[Exercise]:
Return all lines that include the string "thrown".

[Dataset]:

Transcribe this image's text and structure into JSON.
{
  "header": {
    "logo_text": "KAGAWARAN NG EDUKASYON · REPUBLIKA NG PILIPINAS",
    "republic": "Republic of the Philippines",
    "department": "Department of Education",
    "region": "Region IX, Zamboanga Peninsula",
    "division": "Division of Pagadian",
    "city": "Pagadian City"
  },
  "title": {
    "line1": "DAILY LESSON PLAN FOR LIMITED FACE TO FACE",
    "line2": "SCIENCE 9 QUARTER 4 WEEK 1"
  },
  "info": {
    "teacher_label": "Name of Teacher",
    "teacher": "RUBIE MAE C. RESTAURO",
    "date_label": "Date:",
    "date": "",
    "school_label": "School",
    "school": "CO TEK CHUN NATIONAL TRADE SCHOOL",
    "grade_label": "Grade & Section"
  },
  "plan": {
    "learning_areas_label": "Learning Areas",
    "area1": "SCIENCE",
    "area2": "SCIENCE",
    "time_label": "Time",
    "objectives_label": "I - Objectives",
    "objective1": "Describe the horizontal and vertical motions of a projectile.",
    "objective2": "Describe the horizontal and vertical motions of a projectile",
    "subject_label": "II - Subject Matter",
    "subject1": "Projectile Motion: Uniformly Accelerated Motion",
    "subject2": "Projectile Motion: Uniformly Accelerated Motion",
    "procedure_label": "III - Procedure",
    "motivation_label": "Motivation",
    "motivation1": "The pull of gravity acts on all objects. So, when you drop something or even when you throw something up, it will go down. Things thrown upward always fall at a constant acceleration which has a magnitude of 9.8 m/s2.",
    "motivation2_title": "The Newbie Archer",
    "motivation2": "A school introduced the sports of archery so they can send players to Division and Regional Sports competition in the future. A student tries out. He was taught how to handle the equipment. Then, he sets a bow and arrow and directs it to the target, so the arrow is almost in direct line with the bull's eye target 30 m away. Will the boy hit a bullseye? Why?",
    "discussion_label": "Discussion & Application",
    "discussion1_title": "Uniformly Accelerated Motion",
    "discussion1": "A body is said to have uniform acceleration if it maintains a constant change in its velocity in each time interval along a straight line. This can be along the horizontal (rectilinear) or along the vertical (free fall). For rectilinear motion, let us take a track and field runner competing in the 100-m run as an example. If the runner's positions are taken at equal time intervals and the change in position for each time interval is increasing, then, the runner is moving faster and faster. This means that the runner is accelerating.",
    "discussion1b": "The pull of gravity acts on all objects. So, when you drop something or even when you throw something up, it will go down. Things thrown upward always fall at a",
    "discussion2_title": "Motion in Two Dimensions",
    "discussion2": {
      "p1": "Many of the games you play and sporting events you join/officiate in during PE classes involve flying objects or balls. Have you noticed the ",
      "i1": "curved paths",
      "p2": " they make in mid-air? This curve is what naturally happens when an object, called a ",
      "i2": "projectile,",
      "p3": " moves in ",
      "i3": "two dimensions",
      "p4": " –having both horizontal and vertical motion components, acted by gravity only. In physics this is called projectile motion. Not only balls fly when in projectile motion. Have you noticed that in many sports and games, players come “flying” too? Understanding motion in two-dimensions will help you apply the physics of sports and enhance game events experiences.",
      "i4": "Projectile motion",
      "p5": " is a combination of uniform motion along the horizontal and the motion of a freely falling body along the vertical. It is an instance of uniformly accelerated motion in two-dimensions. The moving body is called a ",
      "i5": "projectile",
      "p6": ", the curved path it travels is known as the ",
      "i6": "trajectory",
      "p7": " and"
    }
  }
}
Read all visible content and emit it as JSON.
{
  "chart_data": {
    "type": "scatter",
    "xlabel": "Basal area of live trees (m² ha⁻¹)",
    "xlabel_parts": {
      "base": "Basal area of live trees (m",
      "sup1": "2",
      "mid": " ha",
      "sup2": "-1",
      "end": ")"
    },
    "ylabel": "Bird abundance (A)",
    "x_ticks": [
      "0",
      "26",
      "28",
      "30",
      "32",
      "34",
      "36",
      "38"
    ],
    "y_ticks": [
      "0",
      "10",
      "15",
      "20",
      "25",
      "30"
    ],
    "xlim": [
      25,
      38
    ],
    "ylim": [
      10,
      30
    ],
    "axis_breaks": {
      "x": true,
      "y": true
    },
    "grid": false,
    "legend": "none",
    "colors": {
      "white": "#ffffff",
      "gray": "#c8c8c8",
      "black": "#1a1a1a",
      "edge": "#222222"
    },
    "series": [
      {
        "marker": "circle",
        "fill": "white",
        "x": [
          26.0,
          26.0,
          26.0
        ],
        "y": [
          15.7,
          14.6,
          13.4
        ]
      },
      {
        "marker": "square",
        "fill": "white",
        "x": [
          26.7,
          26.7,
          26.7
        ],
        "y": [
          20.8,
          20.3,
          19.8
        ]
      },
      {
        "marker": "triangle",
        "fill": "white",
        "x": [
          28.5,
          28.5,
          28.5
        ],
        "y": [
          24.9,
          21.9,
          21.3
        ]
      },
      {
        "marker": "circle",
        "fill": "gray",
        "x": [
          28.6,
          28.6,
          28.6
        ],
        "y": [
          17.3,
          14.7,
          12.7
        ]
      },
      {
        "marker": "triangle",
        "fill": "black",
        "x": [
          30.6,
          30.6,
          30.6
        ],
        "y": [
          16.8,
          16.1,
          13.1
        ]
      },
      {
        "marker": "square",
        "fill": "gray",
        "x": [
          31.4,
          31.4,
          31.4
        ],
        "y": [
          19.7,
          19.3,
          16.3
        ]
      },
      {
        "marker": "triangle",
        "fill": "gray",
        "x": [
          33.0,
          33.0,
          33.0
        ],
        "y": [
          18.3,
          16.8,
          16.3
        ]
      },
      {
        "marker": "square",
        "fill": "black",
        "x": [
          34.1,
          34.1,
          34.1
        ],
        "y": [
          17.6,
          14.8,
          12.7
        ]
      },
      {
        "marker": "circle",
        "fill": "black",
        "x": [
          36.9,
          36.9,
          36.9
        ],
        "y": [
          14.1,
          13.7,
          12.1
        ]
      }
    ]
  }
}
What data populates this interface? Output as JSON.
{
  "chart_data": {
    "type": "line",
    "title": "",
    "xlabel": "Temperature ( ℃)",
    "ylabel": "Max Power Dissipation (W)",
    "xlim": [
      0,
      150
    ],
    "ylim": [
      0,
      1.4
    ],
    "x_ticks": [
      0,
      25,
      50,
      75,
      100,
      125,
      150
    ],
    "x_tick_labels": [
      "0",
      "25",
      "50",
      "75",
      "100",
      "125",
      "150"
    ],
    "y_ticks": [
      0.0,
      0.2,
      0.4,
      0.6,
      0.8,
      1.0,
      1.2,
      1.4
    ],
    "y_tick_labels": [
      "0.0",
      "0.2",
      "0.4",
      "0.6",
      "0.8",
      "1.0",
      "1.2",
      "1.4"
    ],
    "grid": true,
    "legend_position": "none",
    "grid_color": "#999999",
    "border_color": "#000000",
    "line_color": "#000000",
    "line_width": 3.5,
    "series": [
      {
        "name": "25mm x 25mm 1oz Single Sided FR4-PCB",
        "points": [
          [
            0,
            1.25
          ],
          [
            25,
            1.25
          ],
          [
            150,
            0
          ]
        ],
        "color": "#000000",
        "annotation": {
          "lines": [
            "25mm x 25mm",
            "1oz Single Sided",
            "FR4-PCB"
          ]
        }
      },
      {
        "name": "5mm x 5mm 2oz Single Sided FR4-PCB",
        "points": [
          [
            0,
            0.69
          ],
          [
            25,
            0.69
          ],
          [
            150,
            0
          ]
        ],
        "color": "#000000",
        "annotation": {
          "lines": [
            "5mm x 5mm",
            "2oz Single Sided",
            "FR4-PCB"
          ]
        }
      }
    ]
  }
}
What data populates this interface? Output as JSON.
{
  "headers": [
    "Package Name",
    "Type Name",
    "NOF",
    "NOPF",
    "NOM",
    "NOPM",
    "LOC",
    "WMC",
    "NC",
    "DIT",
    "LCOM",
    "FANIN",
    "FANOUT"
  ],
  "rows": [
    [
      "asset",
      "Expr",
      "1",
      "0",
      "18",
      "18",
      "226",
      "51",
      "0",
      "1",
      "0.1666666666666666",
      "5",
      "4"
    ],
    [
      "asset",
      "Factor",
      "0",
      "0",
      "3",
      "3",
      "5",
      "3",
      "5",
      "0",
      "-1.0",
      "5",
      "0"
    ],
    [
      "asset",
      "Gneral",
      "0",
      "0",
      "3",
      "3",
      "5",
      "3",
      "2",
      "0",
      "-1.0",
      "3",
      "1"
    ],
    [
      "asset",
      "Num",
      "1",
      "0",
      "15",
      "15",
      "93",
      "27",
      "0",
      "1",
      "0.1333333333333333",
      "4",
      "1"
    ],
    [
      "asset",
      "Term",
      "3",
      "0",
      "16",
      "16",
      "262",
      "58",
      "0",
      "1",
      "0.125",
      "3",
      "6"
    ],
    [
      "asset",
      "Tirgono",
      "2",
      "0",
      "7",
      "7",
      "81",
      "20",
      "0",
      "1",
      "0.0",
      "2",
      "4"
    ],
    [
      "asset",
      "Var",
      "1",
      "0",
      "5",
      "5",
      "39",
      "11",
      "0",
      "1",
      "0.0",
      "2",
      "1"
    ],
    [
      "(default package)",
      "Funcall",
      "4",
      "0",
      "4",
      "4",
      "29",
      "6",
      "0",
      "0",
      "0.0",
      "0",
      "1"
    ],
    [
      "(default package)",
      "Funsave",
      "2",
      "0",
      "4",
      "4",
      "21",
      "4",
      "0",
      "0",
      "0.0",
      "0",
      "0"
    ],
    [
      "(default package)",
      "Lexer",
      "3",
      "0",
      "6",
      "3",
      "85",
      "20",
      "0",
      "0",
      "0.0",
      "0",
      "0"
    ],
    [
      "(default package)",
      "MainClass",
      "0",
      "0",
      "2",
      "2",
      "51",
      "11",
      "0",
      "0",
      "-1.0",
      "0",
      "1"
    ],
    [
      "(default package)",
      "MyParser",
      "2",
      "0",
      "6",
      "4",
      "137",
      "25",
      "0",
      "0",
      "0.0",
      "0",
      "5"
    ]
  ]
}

[Task output]:
    "motivation1": "The pull of gravity acts on all objects. So, when you drop something or even when you throw something up, it will go down. Things thrown upward always fall at a constant acceleration which has a magnitude of 9.8 m/s2.",
    "discussion1b": "The pull of gravity acts on all objects. So, when you drop something or even when you throw something up, it will go down. Things thrown upward always fall at a",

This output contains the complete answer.